# Your goal:
Check every line below for the word "screenshot" and show those that hold it.
___ Source records ___
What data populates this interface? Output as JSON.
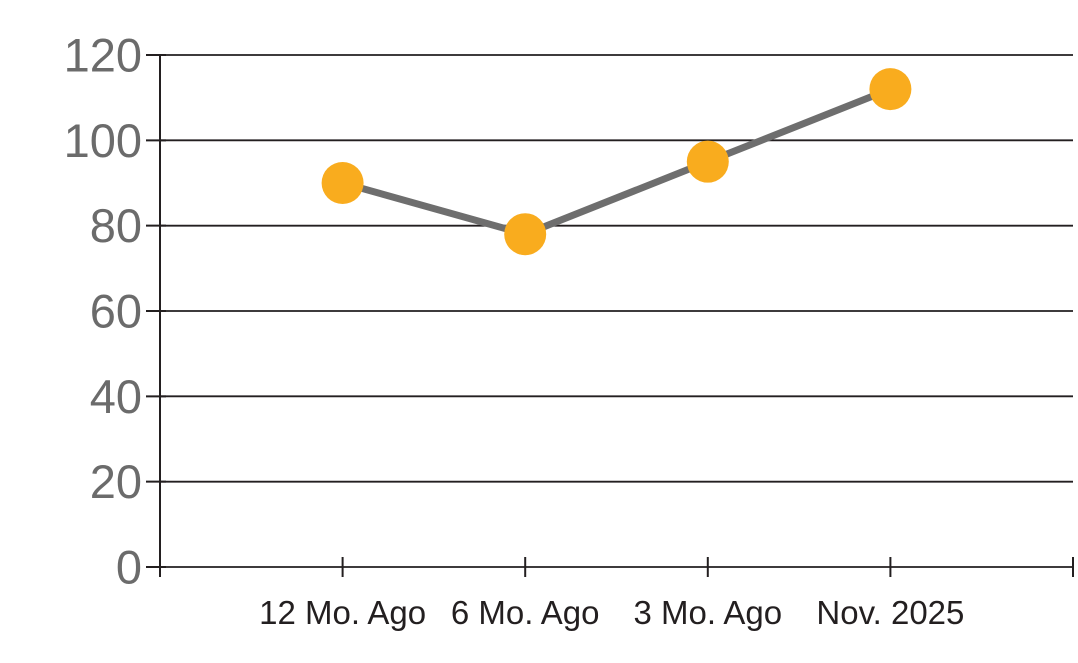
{
  "chart_data": {
    "type": "line",
    "categories": [
      "12 Mo. Ago",
      "6 Mo. Ago",
      "3 Mo. Ago",
      "Nov. 2025"
    ],
    "values": [
      90,
      78,
      95,
      112
    ],
    "ylim": [
      0,
      120
    ],
    "ytick_step": 20,
    "ytick_labels": [
      "0",
      "20",
      "40",
      "60",
      "80",
      "100",
      "120"
    ],
    "grid": "horizontal",
    "legend": "none",
    "marker_style": "filled-circle",
    "colors": {
      "marker": "#F9AC1E",
      "line": "#6E6E6E",
      "gridline": "#231F20",
      "axis": "#231F20",
      "y_tick_label": "#6B6B6B",
      "x_tick_label": "#231F20",
      "background": "#FFFFFF"
    }
  }
}
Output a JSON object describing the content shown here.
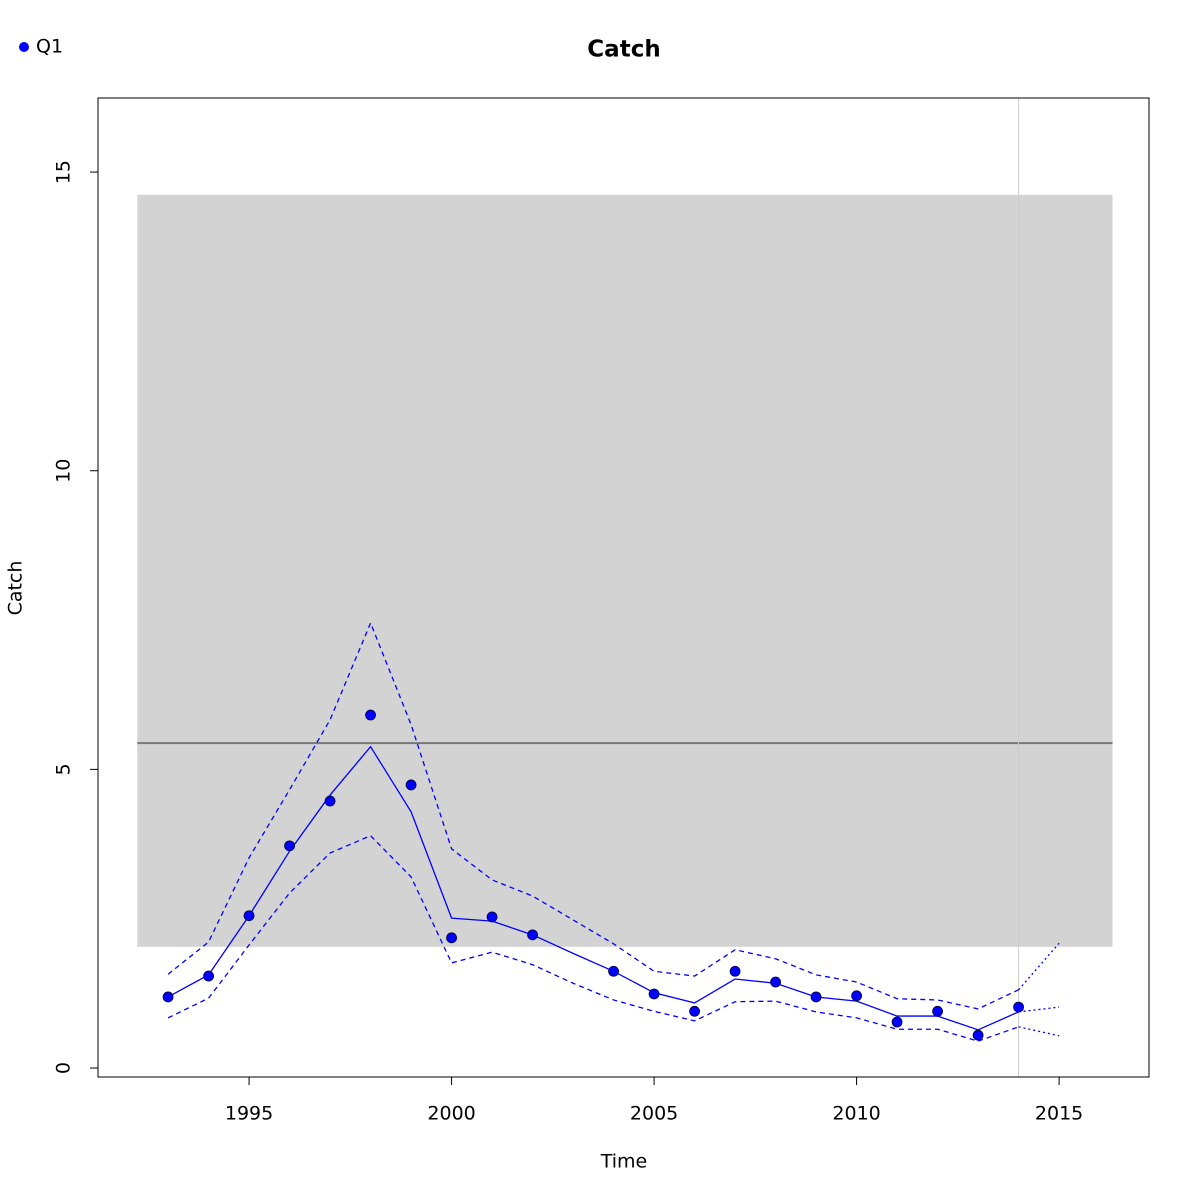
{
  "chart_data": {
    "type": "line",
    "title": "Catch",
    "xlabel": "Time",
    "ylabel": "Catch",
    "x": [
      1993,
      1994,
      1995,
      1996,
      1997,
      1998,
      1999,
      2000,
      2001,
      2002,
      2003,
      2004,
      2005,
      2006,
      2007,
      2008,
      2009,
      2010,
      2011,
      2012,
      2013,
      2014,
      2015
    ],
    "series": [
      {
        "name": "Q1",
        "color": "#0000ff",
        "values": [
          1.19,
          1.54,
          2.55,
          3.72,
          4.47,
          5.91,
          4.74,
          2.18,
          2.53,
          2.23,
          null,
          1.62,
          1.24,
          0.95,
          1.62,
          1.44,
          1.19,
          1.21,
          0.77,
          0.95,
          0.55,
          1.02,
          null
        ]
      }
    ],
    "fit": {
      "values": [
        1.19,
        1.56,
        2.55,
        3.63,
        4.57,
        5.38,
        4.29,
        2.51,
        2.46,
        2.23,
        1.92,
        1.62,
        1.26,
        1.09,
        1.49,
        1.42,
        1.19,
        1.12,
        0.87,
        0.87,
        0.64,
        0.94,
        1.02
      ]
    },
    "upper": {
      "values": [
        1.57,
        2.11,
        3.52,
        4.66,
        5.83,
        7.45,
        5.75,
        3.67,
        3.15,
        2.88,
        2.48,
        2.08,
        1.62,
        1.54,
        1.98,
        1.83,
        1.56,
        1.44,
        1.16,
        1.14,
        0.99,
        1.31,
        2.09
      ]
    },
    "lower": {
      "values": [
        0.84,
        1.17,
        2.06,
        2.93,
        3.6,
        3.89,
        3.2,
        1.76,
        1.94,
        1.73,
        1.42,
        1.14,
        0.95,
        0.79,
        1.11,
        1.12,
        0.94,
        0.84,
        0.65,
        0.65,
        0.45,
        0.69,
        0.54
      ]
    },
    "band": {
      "xlim": [
        1992.24,
        2016.32
      ],
      "ylim": [
        2.03,
        14.62
      ],
      "color": "#d3d3d3"
    },
    "hline": 5.44,
    "vline": 2014,
    "xlim": [
      1991.27,
      2017.22
    ],
    "ylim": [
      -0.15,
      16.24
    ],
    "xticks": [
      1995,
      2000,
      2005,
      2010,
      2015
    ],
    "yticks": [
      0,
      5,
      10,
      15
    ]
  }
}
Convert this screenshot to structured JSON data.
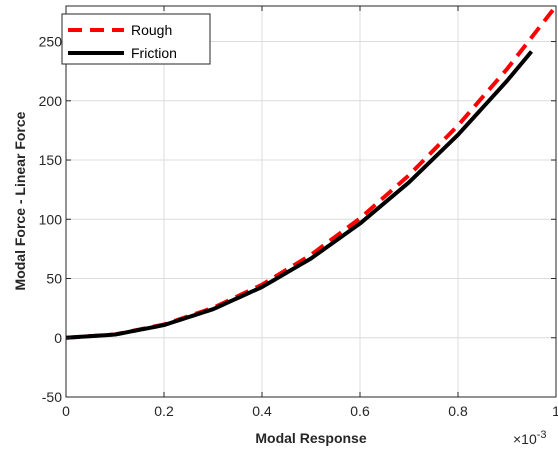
{
  "chart_data": {
    "type": "line",
    "xlabel": "Modal Response",
    "ylabel": "Modal Force - Linear Force",
    "x_multiplier_base": "×10",
    "x_multiplier_exp": "-3",
    "xlim": [
      0,
      1
    ],
    "ylim": [
      -50,
      280
    ],
    "xticks": [
      0,
      0.2,
      0.4,
      0.6,
      0.8,
      1
    ],
    "xtick_labels": [
      "0",
      "0.2",
      "0.4",
      "0.6",
      "0.8",
      "1"
    ],
    "yticks": [
      -50,
      0,
      50,
      100,
      150,
      200,
      250
    ],
    "ytick_labels": [
      "-50",
      "0",
      "50",
      "100",
      "150",
      "200",
      "250"
    ],
    "grid": true,
    "legend_position": "top-left",
    "series": [
      {
        "name": "Rough",
        "color": "#ff0000",
        "style": "dashed",
        "x": [
          0,
          0.1,
          0.2,
          0.3,
          0.4,
          0.5,
          0.6,
          0.7,
          0.8,
          0.9,
          1.0
        ],
        "y": [
          0,
          2.8,
          11.2,
          25.2,
          44.8,
          70,
          100.8,
          137.2,
          179.2,
          226.8,
          280
        ]
      },
      {
        "name": "Friction",
        "color": "#000000",
        "style": "solid",
        "x": [
          0,
          0.1,
          0.2,
          0.3,
          0.4,
          0.5,
          0.6,
          0.7,
          0.8,
          0.9,
          0.95
        ],
        "y": [
          0,
          2.7,
          10.7,
          24.1,
          42.8,
          66.9,
          96.4,
          131.2,
          171.3,
          216.8,
          241.6
        ]
      }
    ]
  }
}
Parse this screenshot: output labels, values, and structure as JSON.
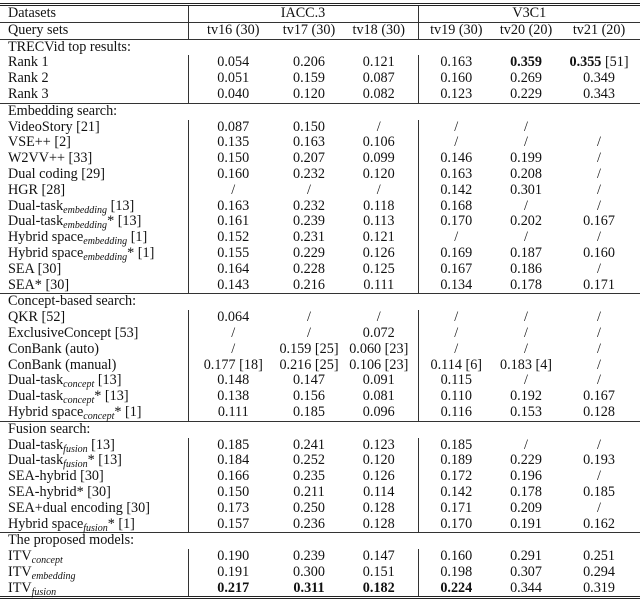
{
  "header": {
    "datasets_label": "Datasets",
    "iacc": "IACC.3",
    "v3c1": "V3C1",
    "querysets_label": "Query sets",
    "query_sets": [
      "tv16 (30)",
      "tv17 (30)",
      "tv18 (30)",
      "tv19 (30)",
      "tv20 (20)",
      "tv21 (20)"
    ]
  },
  "sections": [
    {
      "title": "TRECVid top results:",
      "rows": [
        {
          "name": "Rank 1",
          "cells": [
            "0.054",
            "0.206",
            "0.121",
            "0.163",
            "0.359",
            "0.355 [51]"
          ],
          "bold": [
            4,
            5
          ]
        },
        {
          "name": "Rank 2",
          "cells": [
            "0.051",
            "0.159",
            "0.087",
            "0.160",
            "0.269",
            "0.349"
          ]
        },
        {
          "name": "Rank 3",
          "cells": [
            "0.040",
            "0.120",
            "0.082",
            "0.123",
            "0.229",
            "0.343"
          ]
        }
      ]
    },
    {
      "title": "Embedding search:",
      "rows": [
        {
          "name": "VideoStory [21]",
          "cells": [
            "0.087",
            "0.150",
            "/",
            "/",
            "/",
            ""
          ]
        },
        {
          "name": "VSE++ [2]",
          "cells": [
            "0.135",
            "0.163",
            "0.106",
            "/",
            "/",
            "/"
          ]
        },
        {
          "name": "W2VV++ [33]",
          "cells": [
            "0.150",
            "0.207",
            "0.099",
            "0.146",
            "0.199",
            "/"
          ]
        },
        {
          "name": "Dual coding [29]",
          "cells": [
            "0.160",
            "0.232",
            "0.120",
            "0.163",
            "0.208",
            "/"
          ]
        },
        {
          "name": "HGR [28]",
          "cells": [
            "/",
            "/",
            "/",
            "0.142",
            "0.301",
            "/"
          ]
        },
        {
          "name": "Dual-task",
          "sub": "embedding",
          "suffix": " [13]",
          "cells": [
            "0.163",
            "0.232",
            "0.118",
            "0.168",
            "/",
            "/"
          ]
        },
        {
          "name": "Dual-task",
          "sub": "embedding",
          "suffix": "* [13]",
          "cells": [
            "0.161",
            "0.239",
            "0.113",
            "0.170",
            "0.202",
            "0.167"
          ]
        },
        {
          "name": "Hybrid space",
          "sub": "embedding",
          "suffix": " [1]",
          "cells": [
            "0.152",
            "0.231",
            "0.121",
            "/",
            "/",
            "/"
          ]
        },
        {
          "name": "Hybrid space",
          "sub": "embedding",
          "suffix": "* [1]",
          "cells": [
            "0.155",
            "0.229",
            "0.126",
            "0.169",
            "0.187",
            "0.160"
          ]
        },
        {
          "name": "SEA [30]",
          "cells": [
            "0.164",
            "0.228",
            "0.125",
            "0.167",
            "0.186",
            "/"
          ]
        },
        {
          "name": "SEA* [30]",
          "cells": [
            "0.143",
            "0.216",
            "0.111",
            "0.134",
            "0.178",
            "0.171"
          ]
        }
      ]
    },
    {
      "title": "Concept-based search:",
      "rows": [
        {
          "name": "QKR [52]",
          "cells": [
            "0.064",
            "/",
            "/",
            "/",
            "/",
            "/"
          ]
        },
        {
          "name": "ExclusiveConcept [53]",
          "cells": [
            "/",
            "/",
            "0.072",
            "/",
            "/",
            "/"
          ]
        },
        {
          "name": "ConBank (auto)",
          "cells": [
            "/",
            "0.159 [25]",
            "0.060 [23]",
            "/",
            "/",
            "/"
          ]
        },
        {
          "name": "ConBank (manual)",
          "cells": [
            "0.177 [18]",
            "0.216 [25]",
            "0.106 [23]",
            "0.114 [6]",
            "0.183 [4]",
            "/"
          ]
        },
        {
          "name": "Dual-task",
          "sub": "concept",
          "suffix": " [13]",
          "cells": [
            "0.148",
            "0.147",
            "0.091",
            "0.115",
            "/",
            "/"
          ]
        },
        {
          "name": "Dual-task",
          "sub": "concept",
          "suffix": "* [13]",
          "cells": [
            "0.138",
            "0.156",
            "0.081",
            "0.110",
            "0.192",
            "0.167"
          ]
        },
        {
          "name": "Hybrid space",
          "sub": "concept",
          "suffix": "* [1]",
          "cells": [
            "0.111",
            "0.185",
            "0.096",
            "0.116",
            "0.153",
            "0.128"
          ]
        }
      ]
    },
    {
      "title": "Fusion search:",
      "rows": [
        {
          "name": "Dual-task",
          "sub": "fusion",
          "suffix": " [13]",
          "cells": [
            "0.185",
            "0.241",
            "0.123",
            "0.185",
            "/",
            "/"
          ]
        },
        {
          "name": "Dual-task",
          "sub": "fusion",
          "suffix": "* [13]",
          "cells": [
            "0.184",
            "0.252",
            "0.120",
            "0.189",
            "0.229",
            "0.193"
          ]
        },
        {
          "name": "SEA-hybrid [30]",
          "cells": [
            "0.166",
            "0.235",
            "0.126",
            "0.172",
            "0.196",
            "/"
          ]
        },
        {
          "name": "SEA-hybrid* [30]",
          "cells": [
            "0.150",
            "0.211",
            "0.114",
            "0.142",
            "0.178",
            "0.185"
          ]
        },
        {
          "name": "SEA+dual encoding [30]",
          "cells": [
            "0.173",
            "0.250",
            "0.128",
            "0.171",
            "0.209",
            "/"
          ]
        },
        {
          "name": "Hybrid space",
          "sub": "fusion",
          "suffix": "* [1]",
          "cells": [
            "0.157",
            "0.236",
            "0.128",
            "0.170",
            "0.191",
            "0.162"
          ]
        }
      ]
    },
    {
      "title": "The proposed models:",
      "rows": [
        {
          "name": "ITV",
          "sub": "concept",
          "suffix": "",
          "cells": [
            "0.190",
            "0.239",
            "0.147",
            "0.160",
            "0.291",
            "0.251"
          ]
        },
        {
          "name": "ITV",
          "sub": "embedding",
          "suffix": "",
          "cells": [
            "0.191",
            "0.300",
            "0.151",
            "0.198",
            "0.307",
            "0.294"
          ]
        },
        {
          "name": "ITV",
          "sub": "fusion",
          "suffix": "",
          "cells": [
            "0.217",
            "0.311",
            "0.182",
            "0.224",
            "0.344",
            "0.319"
          ],
          "bold": [
            0,
            1,
            2,
            3
          ]
        }
      ]
    }
  ]
}
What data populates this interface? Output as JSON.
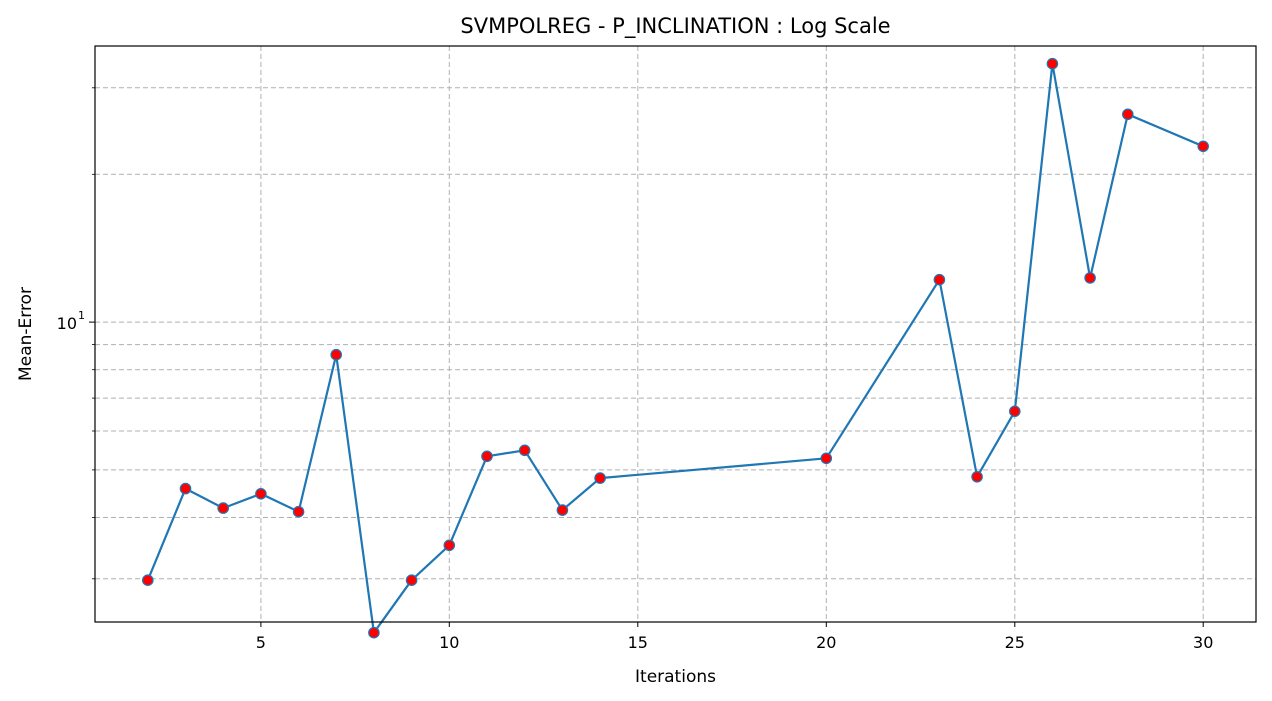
___
# Response to this exercise:
Convert this screenshot to structured JSON data.
Parse this screenshot: output labels, values, and structure as JSON.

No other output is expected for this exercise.